>> BEGIN Recorded data

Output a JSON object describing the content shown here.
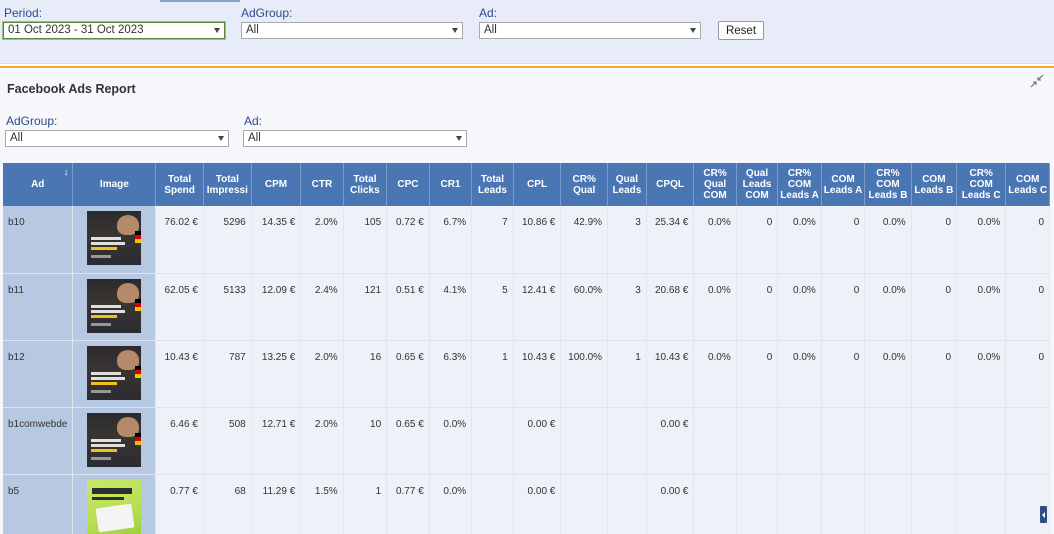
{
  "filters": {
    "period_label": "Period:",
    "period_value": "01 Oct 2023 - 31 Oct 2023",
    "adgroup_label": "AdGroup:",
    "adgroup_value": "All",
    "ad_label": "Ad:",
    "ad_value": "All",
    "reset_label": "Reset"
  },
  "report": {
    "title": "Facebook Ads Report",
    "adgroup_label": "AdGroup:",
    "adgroup_value": "All",
    "ad_label": "Ad:",
    "ad_value": "All"
  },
  "colors": {
    "header_bg": "#4a76b4",
    "first_cols_bg": "#b7c9e2",
    "cell_bg": "#eef1f7",
    "accent_border": "#f0a830",
    "label_text": "#2b4c8c"
  },
  "table": {
    "columns": [
      {
        "label": "Ad",
        "width": 50
      },
      {
        "label": "Image",
        "width": 84
      },
      {
        "label": "Total Spend",
        "width": 48
      },
      {
        "label": "Total Impressi",
        "width": 48
      },
      {
        "label": "CPM",
        "width": 50
      },
      {
        "label": "CTR",
        "width": 43
      },
      {
        "label": "Total Clicks",
        "width": 44
      },
      {
        "label": "CPC",
        "width": 43
      },
      {
        "label": "CR1",
        "width": 43
      },
      {
        "label": "Total Leads",
        "width": 42
      },
      {
        "label": "CPL",
        "width": 48
      },
      {
        "label": "CR% Qual",
        "width": 47
      },
      {
        "label": "Qual Leads",
        "width": 39
      },
      {
        "label": "CPQL",
        "width": 48
      },
      {
        "label": "CR% Qual COM",
        "width": 43
      },
      {
        "label": "Qual Leads COM",
        "width": 42
      },
      {
        "label": "CR% COM Leads A",
        "width": 44
      },
      {
        "label": "COM Leads A",
        "width": 44
      },
      {
        "label": "CR% COM Leads B",
        "width": 47
      },
      {
        "label": "COM Leads B",
        "width": 46
      },
      {
        "label": "CR% COM Leads C",
        "width": 50
      },
      {
        "label": "COM Leads C",
        "width": 44
      }
    ],
    "rows": [
      {
        "ad": "b10",
        "thumb": "dark",
        "cells": [
          "76.02 €",
          "5296",
          "14.35 €",
          "2.0%",
          "105",
          "0.72 €",
          "6.7%",
          "7",
          "10.86 €",
          "42.9%",
          "3",
          "25.34 €",
          "0.0%",
          "0",
          "0.0%",
          "0",
          "0.0%",
          "0",
          "0.0%",
          "0"
        ]
      },
      {
        "ad": "b11",
        "thumb": "dark",
        "cells": [
          "62.05 €",
          "5133",
          "12.09 €",
          "2.4%",
          "121",
          "0.51 €",
          "4.1%",
          "5",
          "12.41 €",
          "60.0%",
          "3",
          "20.68 €",
          "0.0%",
          "0",
          "0.0%",
          "0",
          "0.0%",
          "0",
          "0.0%",
          "0"
        ]
      },
      {
        "ad": "b12",
        "thumb": "dark",
        "cells": [
          "10.43 €",
          "787",
          "13.25 €",
          "2.0%",
          "16",
          "0.65 €",
          "6.3%",
          "1",
          "10.43 €",
          "100.0%",
          "1",
          "10.43 €",
          "0.0%",
          "0",
          "0.0%",
          "0",
          "0.0%",
          "0",
          "0.0%",
          "0"
        ]
      },
      {
        "ad": "b1comwebde",
        "thumb": "dark",
        "cells": [
          "6.46 €",
          "508",
          "12.71 €",
          "2.0%",
          "10",
          "0.65 €",
          "0.0%",
          "",
          "0.00 €",
          "",
          "",
          "0.00 €",
          "",
          "",
          "",
          "",
          "",
          "",
          "",
          ""
        ]
      },
      {
        "ad": "b5",
        "thumb": "green",
        "cells": [
          "0.77 €",
          "68",
          "11.29 €",
          "1.5%",
          "1",
          "0.77 €",
          "0.0%",
          "",
          "0.00 €",
          "",
          "",
          "0.00 €",
          "",
          "",
          "",
          "",
          "",
          "",
          "",
          ""
        ]
      }
    ]
  }
}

>> END Recorded data

Task instructions » Write out every line from the entries where "Total" appears.

Finished task »
        "label": "Total Spend",
        "label": "Total Impressi",
        "label": "Total Clicks",
        "label": "Total Leads",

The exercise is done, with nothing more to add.